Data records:
---*---

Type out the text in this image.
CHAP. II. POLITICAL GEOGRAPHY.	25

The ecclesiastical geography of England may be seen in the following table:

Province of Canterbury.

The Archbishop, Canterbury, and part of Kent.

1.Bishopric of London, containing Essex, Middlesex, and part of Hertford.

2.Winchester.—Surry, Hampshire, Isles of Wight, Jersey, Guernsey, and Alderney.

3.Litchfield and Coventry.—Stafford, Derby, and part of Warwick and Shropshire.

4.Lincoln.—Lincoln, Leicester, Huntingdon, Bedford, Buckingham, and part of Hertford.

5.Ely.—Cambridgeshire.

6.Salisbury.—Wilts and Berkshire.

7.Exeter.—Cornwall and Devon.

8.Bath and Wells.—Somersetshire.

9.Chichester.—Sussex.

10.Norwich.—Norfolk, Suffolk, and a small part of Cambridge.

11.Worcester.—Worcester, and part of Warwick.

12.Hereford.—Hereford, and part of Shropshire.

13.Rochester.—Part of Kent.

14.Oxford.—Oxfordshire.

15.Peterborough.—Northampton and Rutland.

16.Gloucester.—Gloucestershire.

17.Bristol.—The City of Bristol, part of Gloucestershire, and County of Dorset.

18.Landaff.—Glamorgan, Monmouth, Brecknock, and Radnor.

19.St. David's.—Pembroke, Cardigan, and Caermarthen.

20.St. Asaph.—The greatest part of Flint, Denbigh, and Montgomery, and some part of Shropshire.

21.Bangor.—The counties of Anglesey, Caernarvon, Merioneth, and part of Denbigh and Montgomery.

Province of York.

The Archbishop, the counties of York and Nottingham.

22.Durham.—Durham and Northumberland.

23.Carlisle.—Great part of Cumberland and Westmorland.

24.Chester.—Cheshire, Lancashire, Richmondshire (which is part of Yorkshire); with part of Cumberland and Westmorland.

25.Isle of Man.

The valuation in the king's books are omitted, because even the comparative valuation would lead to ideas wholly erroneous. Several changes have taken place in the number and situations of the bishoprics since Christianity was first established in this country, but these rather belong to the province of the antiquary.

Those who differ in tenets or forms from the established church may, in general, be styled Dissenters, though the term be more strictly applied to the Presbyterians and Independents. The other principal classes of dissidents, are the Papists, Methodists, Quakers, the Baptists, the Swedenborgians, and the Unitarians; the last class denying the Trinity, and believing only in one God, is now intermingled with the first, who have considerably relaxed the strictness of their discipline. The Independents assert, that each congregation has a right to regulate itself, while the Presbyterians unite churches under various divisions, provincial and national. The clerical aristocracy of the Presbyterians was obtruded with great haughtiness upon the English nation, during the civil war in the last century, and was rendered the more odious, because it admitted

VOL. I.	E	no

---*---

WHAT YOU NEED TO DO: Write the listing out again, exactly as shown above.

SOLUTION TO THIS EXERCISE:
Type out the text in this image.
CHAP. II. POLITICAL GEOGRAPHY.	25

The ecclesiastical geography of England may be seen in the following table:

Province of Canterbury.

The Archbishop, Canterbury, and part of Kent.

1.Bishopric of London, containing Essex, Middlesex, and part of Hertford.

2.Winchester.—Surry, Hampshire, Isles of Wight, Jersey, Guernsey, and Alderney.

3.Litchfield and Coventry.—Stafford, Derby, and part of Warwick and Shropshire.

4.Lincoln.—Lincoln, Leicester, Huntingdon, Bedford, Buckingham, and part of Hertford.

5.Ely.—Cambridgeshire.

6.Salisbury.—Wilts and Berkshire.

7.Exeter.—Cornwall and Devon.

8.Bath and Wells.—Somersetshire.

9.Chichester.—Sussex.

10.Norwich.—Norfolk, Suffolk, and a small part of Cambridge.

11.Worcester.—Worcester, and part of Warwick.

12.Hereford.—Hereford, and part of Shropshire.

13.Rochester.—Part of Kent.

14.Oxford.—Oxfordshire.

15.Peterborough.—Northampton and Rutland.

16.Gloucester.—Gloucestershire.

17.Bristol.—The City of Bristol, part of Gloucestershire, and County of Dorset.

18.Landaff.—Glamorgan, Monmouth, Brecknock, and Radnor.

19.St. David's.—Pembroke, Cardigan, and Caermarthen.

20.St. Asaph.—The greatest part of Flint, Denbigh, and Montgomery, and some part of Shropshire.

21.Bangor.—The counties of Anglesey, Caernarvon, Merioneth, and part of Denbigh and Montgomery.

Province of York.

The Archbishop, the counties of York and Nottingham.

22.Durham.—Durham and Northumberland.

23.Carlisle.—Great part of Cumberland and Westmorland.

24.Chester.—Cheshire, Lancashire, Richmondshire (which is part of Yorkshire); with part of Cumberland and Westmorland.

25.Isle of Man.

The valuation in the king's books are omitted, because even the comparative valuation would lead to ideas wholly erroneous. Several changes have taken place in the number and situations of the bishoprics since Christianity was first established in this country, but these rather belong to the province of the antiquary.

Those who differ in tenets or forms from the established church may, in general, be styled Dissenters, though the term be more strictly applied to the Presbyterians and Independents. The other principal classes of dissidents, are the Papists, Methodists, Quakers, the Baptists, the Swedenborgians, and the Unitarians; the last class denying the Trinity, and believing only in one God, is now intermingled with the first, who have considerably relaxed the strictness of their discipline. The Independents assert, that each congregation has a right to regulate itself, while the Presbyterians unite churches under various divisions, provincial and national. The clerical aristocracy of the Presbyterians was obtruded with great haughtiness upon the English nation, during the civil war in the last century, and was rendered the more odious, because it admitted

VOL. I.	E	no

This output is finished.